## Exercise brief:
Without the images, output each record below as it stands.

== Provided records ==

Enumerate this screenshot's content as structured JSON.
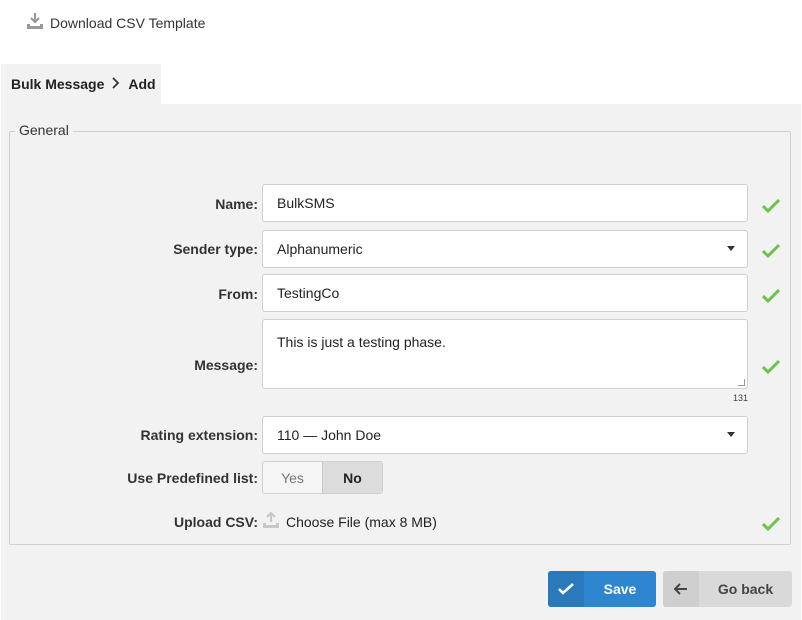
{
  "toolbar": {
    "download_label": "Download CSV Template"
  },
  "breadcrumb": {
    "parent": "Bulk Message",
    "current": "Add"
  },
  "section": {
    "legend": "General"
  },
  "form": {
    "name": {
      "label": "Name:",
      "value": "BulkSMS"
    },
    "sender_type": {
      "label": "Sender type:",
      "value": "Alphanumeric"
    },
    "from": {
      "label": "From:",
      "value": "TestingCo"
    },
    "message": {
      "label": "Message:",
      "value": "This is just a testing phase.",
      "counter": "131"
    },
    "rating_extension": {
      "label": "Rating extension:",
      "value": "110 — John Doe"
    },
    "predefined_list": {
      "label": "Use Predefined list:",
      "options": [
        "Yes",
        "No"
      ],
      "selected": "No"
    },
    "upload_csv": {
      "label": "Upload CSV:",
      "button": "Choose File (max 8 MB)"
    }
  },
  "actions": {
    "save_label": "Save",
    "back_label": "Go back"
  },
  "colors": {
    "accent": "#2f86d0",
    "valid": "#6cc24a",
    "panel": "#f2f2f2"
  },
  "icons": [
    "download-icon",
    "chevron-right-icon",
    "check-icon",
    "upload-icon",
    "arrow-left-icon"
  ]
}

===

## Solution to this exercise:
Enumerate this screenshot's content as structured JSON.
{
  "toolbar": {
    "download_label": "Download CSV Template"
  },
  "breadcrumb": {
    "parent": "Bulk Message",
    "current": "Add"
  },
  "section": {
    "legend": "General"
  },
  "form": {
    "name": {
      "label": "Name:",
      "value": "BulkSMS"
    },
    "sender_type": {
      "label": "Sender type:",
      "value": "Alphanumeric"
    },
    "from": {
      "label": "From:",
      "value": "TestingCo"
    },
    "message": {
      "label": "Message:",
      "value": "This is just a testing phase.",
      "counter": "131"
    },
    "rating_extension": {
      "label": "Rating extension:",
      "value": "110 — John Doe"
    },
    "predefined_list": {
      "label": "Use Predefined list:",
      "options": [
        "Yes",
        "No"
      ],
      "selected": "No"
    },
    "upload_csv": {
      "label": "Upload CSV:",
      "button": "Choose File (max 8 MB)"
    }
  },
  "actions": {
    "save_label": "Save",
    "back_label": "Go back"
  },
  "colors": {
    "accent": "#2f86d0",
    "valid": "#6cc24a",
    "panel": "#f2f2f2"
  },
  "icons": [
    "download-icon",
    "chevron-right-icon",
    "check-icon",
    "upload-icon",
    "arrow-left-icon"
  ]
}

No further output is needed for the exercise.